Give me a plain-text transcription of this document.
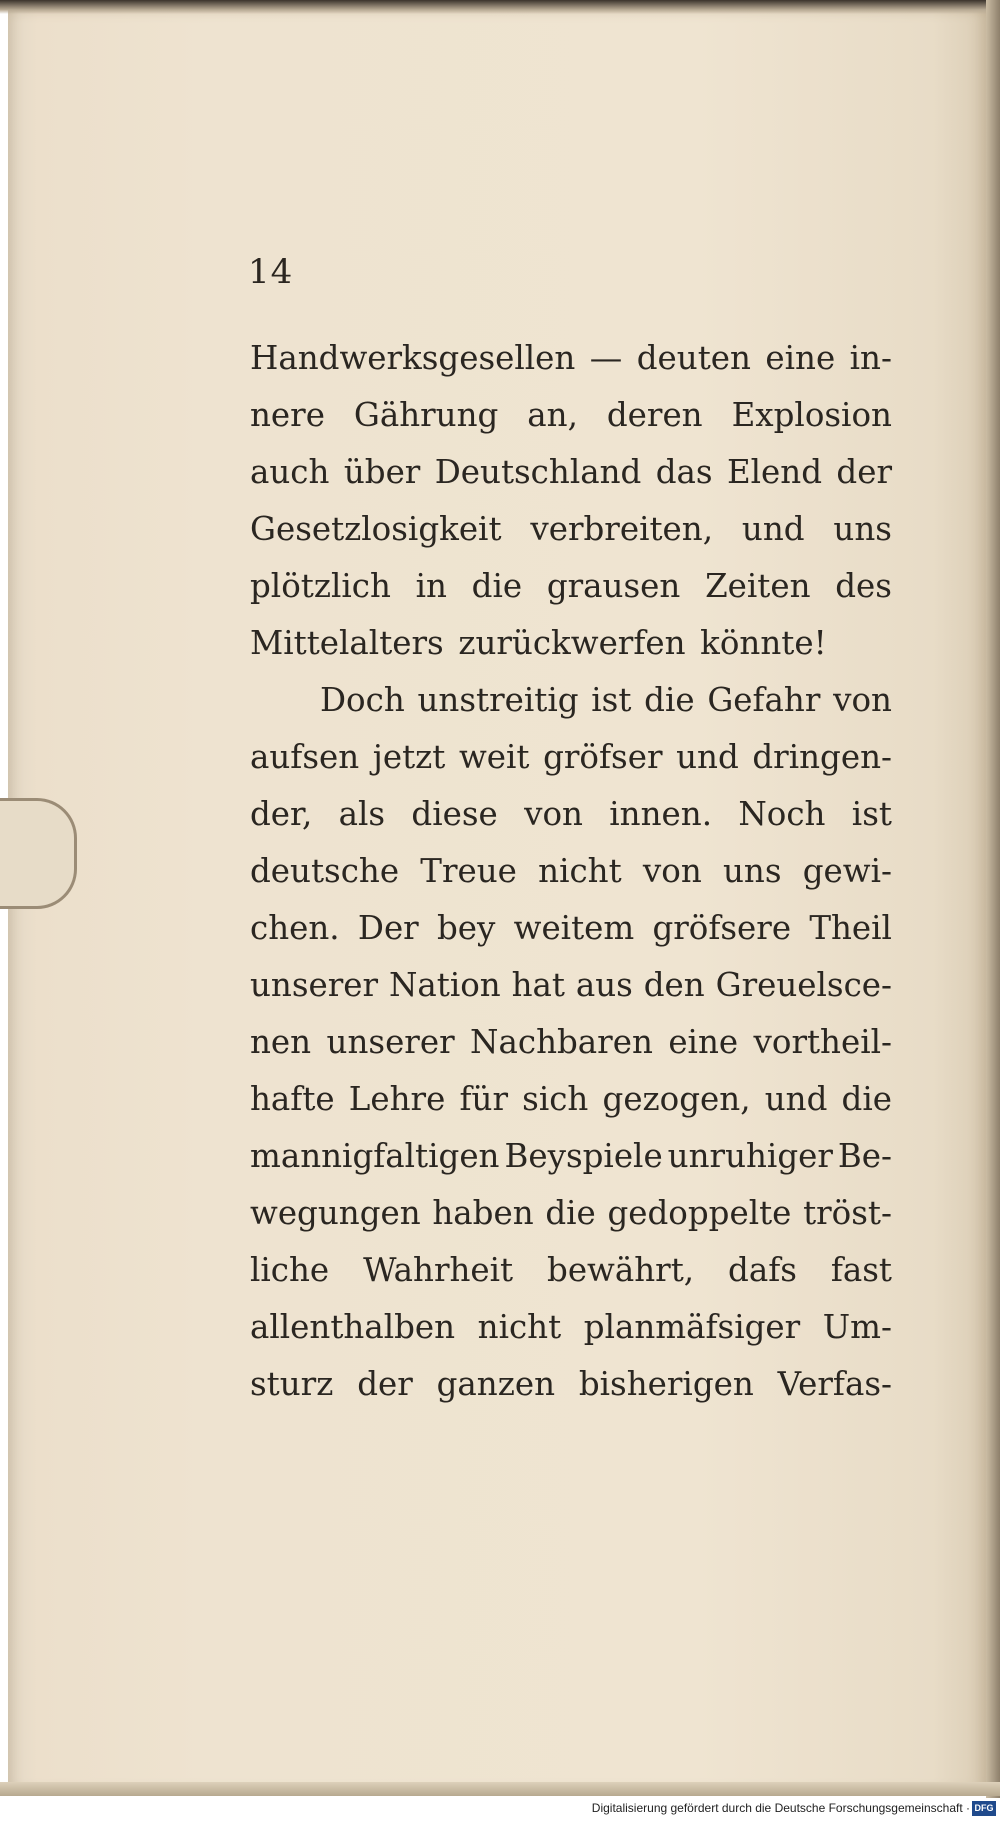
14
Handwerksgesellen — deuten eine in-
nere Gährung an, deren Explosion
auch über Deutschland das Elend der
Gesetzlosigkeit verbreiten, und uns
plötzlich in die grausen Zeiten des
Mittelalters zurückwerfen könnte!
Doch unstreitig ist die Gefahr von
aufsen jetzt weit gröfser und dringen-
der, als diese von innen. Noch ist
deutsche Treue nicht von uns gewi-
chen. Der bey weitem gröfsere Theil
unserer Nation hat aus den Greuelsce-
nen unserer Nachbaren eine vortheil-
hafte Lehre für sich gezogen, und die
mannigfaltigen Beyspiele unruhiger Be-
wegungen haben die gedoppelte tröst-
liche Wahrheit bewährt, dafs fast
allenthalben nicht planmäfsiger Um-
sturz der ganzen bisherigen Verfas-
Digitalisierung gefördert durch die Deutsche Forschungsgemeinschaft · DFG
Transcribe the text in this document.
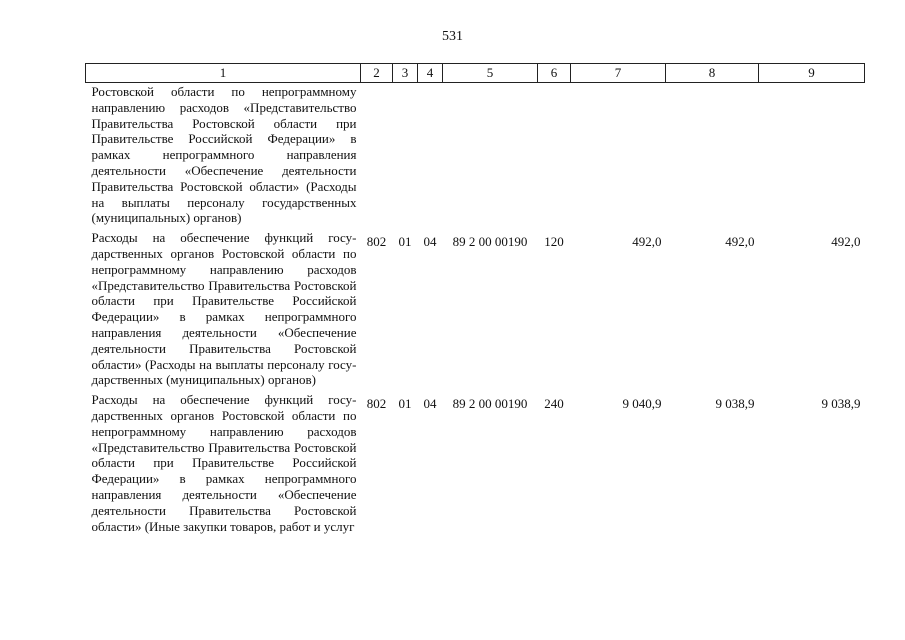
531
1	2	3	4	5	6	7	8	9
Ростовской области по непрограммному направлению расходов «Представительство Правительства Ростовской области при Правительстве Российской Федерации» в рамках непрограммного направления деятельности «Обеспечение деятельности Правительства Ростовской области» (Расходы на выплаты персоналу государственных (муниципальных) органов)								
Расходы на обеспечение функций государственных органов Ростовской области по непрограммному направлению расходов «Представительство Правительства Ростовской области при Правительстве Российской Федерации» в рамках непрограммного направления деятельности «Обеспечение деятельности Правительства Ростовской области» (Расходы на выплаты персоналу государственных (муниципальных) органов)	802	01	04	89 2 00 00190	120	492,0	492,0	492,0
Расходы на обеспечение функций государственных органов Ростовской области по непрограммному направлению расходов «Представительство Правительства Ростовской области при Правительстве Российской Федерации» в рамках непрограммного направления деятельности «Обеспечение деятельности Правительства Ростовской области» (Иные закупки товаров, работ и услуг	802	01	04	89 2 00 00190	240	9 040,9	9 038,9	9 038,9
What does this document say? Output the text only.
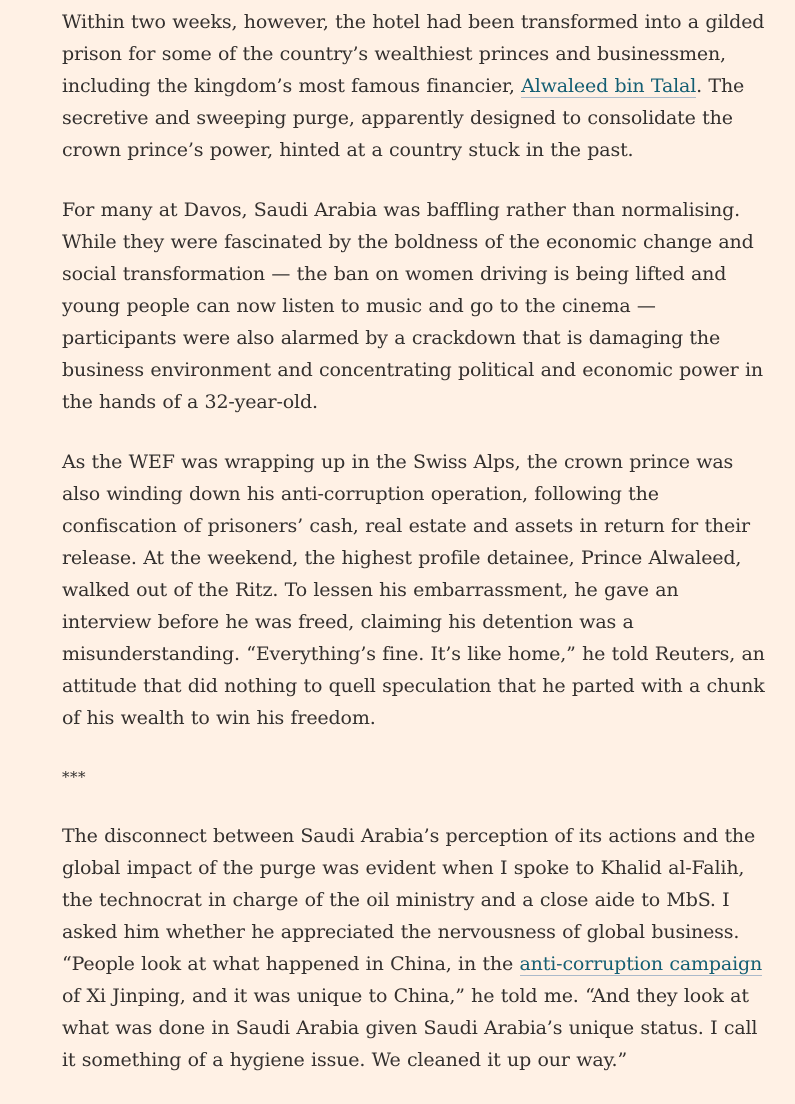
Within two weeks, however, the hotel had been transformed into a gilded prison for some of the country’s wealthiest princes and businessmen, including the kingdom’s most famous financier, Alwaleed bin Talal. The secretive and sweeping purge, apparently designed to consolidate the crown prince’s power, hinted at a country stuck in the past.

For many at Davos, Saudi Arabia was baffling rather than normalising. While they were fascinated by the boldness of the economic change and social transformation — the ban on women driving is being lifted and young people can now listen to music and go to the cinema — participants were also alarmed by a crackdown that is damaging the business environment and concentrating political and economic power in the hands of a 32-year-old.

As the WEF was wrapping up in the Swiss Alps, the crown prince was also winding down his anti-corruption operation, following the confiscation of prisoners’ cash, real estate and assets in return for their release. At the weekend, the highest profile detainee, Prince Alwaleed, walked out of the Ritz. To lessen his embarrassment, he gave an interview before he was freed, claiming his detention was a misunderstanding. “Everything’s fine. It’s like home,” he told Reuters, an attitude that did nothing to quell speculation that he parted with a chunk of his wealth to win his freedom.

***

The disconnect between Saudi Arabia’s perception of its actions and the global impact of the purge was evident when I spoke to Khalid al-Falih, the technocrat in charge of the oil ministry and a close aide to MbS. I asked him whether he appreciated the nervousness of global business. “People look at what happened in China, in the anti-corruption campaign of Xi Jinping, and it was unique to China,” he told me. “And they look at what was done in Saudi Arabia given Saudi Arabia’s unique status. I call it something of a hygiene issue. We cleaned it up our way.”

++++++++

## EXERCISE
All of the records need repeating exactly, except for the pictures.

## TASK OUTPUT
Give me a plain-text transcription of this document.
14
Handwerksgesellen — deuten eine in-
nere Gährung an, deren Explosion
auch über Deutschland das Elend der
Gesetzlosigkeit verbreiten, und uns
plötzlich in die grausen Zeiten des
Mittelalters zurückwerfen könnte!
Doch unstreitig ist die Gefahr von
aufsen jetzt weit gröfser und dringen-
der, als diese von innen. Noch ist
deutsche Treue nicht von uns gewi-
chen. Der bey weitem gröfsere Theil
unserer Nation hat aus den Greuelsce-
nen unserer Nachbaren eine vortheil-
hafte Lehre für sich gezogen, und die
mannigfaltigen Beyspiele unruhiger Be-
wegungen haben die gedoppelte tröst-
liche Wahrheit bewährt, dafs fast
allenthalben nicht planmäfsiger Um-
sturz der ganzen bisherigen Verfas-
Digitalisierung gefördert durch die Deutsche Forschungsgemeinschaft · DFG
Transcribe the text in this document.
531
1	2	3	4	5	6	7	8	9
Ростовской области по непрограммному направлению расходов «Представительство Правительства Ростовской области при Правительстве Российской Федерации» в рамках непрограммного направления деятельности «Обеспечение деятельности Правительства Ростовской области» (Расходы на выплаты персоналу государственных (муниципальных) органов)								
Расходы на обеспечение функций государственных органов Ростовской области по непрограммному направлению расходов «Представительство Правительства Ростовской области при Правительстве Российской Федерации» в рамках непрограммного направления деятельности «Обеспечение деятельности Правительства Ростовской области» (Расходы на выплаты персоналу государственных (муниципальных) органов)	802	01	04	89 2 00 00190	120	492,0	492,0	492,0
Расходы на обеспечение функций государственных органов Ростовской области по непрограммному направлению расходов «Представительство Правительства Ростовской области при Правительстве Российской Федерации» в рамках непрограммного направления деятельности «Обеспечение деятельности Правительства Ростовской области» (Иные закупки товаров, работ и услуг	802	01	04	89 2 00 00190	240	9 040,9	9 038,9	9 038,9
What does this document say? Output the text only.
Within two weeks, however, the hotel had been transformed into a gilded prison for some of the country’s wealthiest princes and businessmen, including the kingdom’s most famous financier, Alwaleed bin Talal. The secretive and sweeping purge, apparently designed to consolidate the crown prince’s power, hinted at a country stuck in the past.

For many at Davos, Saudi Arabia was baffling rather than normalising. While they were fascinated by the boldness of the economic change and social transformation — the ban on women driving is being lifted and young people can now listen to music and go to the cinema — participants were also alarmed by a crackdown that is damaging the business environment and concentrating political and economic power in the hands of a 32-year-old.

As the WEF was wrapping up in the Swiss Alps, the crown prince was also winding down his anti-corruption operation, following the confiscation of prisoners’ cash, real estate and assets in return for their release. At the weekend, the highest profile detainee, Prince Alwaleed, walked out of the Ritz. To lessen his embarrassment, he gave an interview before he was freed, claiming his detention was a misunderstanding. “Everything’s fine. It’s like home,” he told Reuters, an attitude that did nothing to quell speculation that he parted with a chunk of his wealth to win his freedom.

***

The disconnect between Saudi Arabia’s perception of its actions and the global impact of the purge was evident when I spoke to Khalid al-Falih, the technocrat in charge of the oil ministry and a close aide to MbS. I asked him whether he appreciated the nervousness of global business. “People look at what happened in China, in the anti-corruption campaign of Xi Jinping, and it was unique to China,” he told me. “And they look at what was done in Saudi Arabia given Saudi Arabia’s unique status. I call it something of a hygiene issue. We cleaned it up our way.”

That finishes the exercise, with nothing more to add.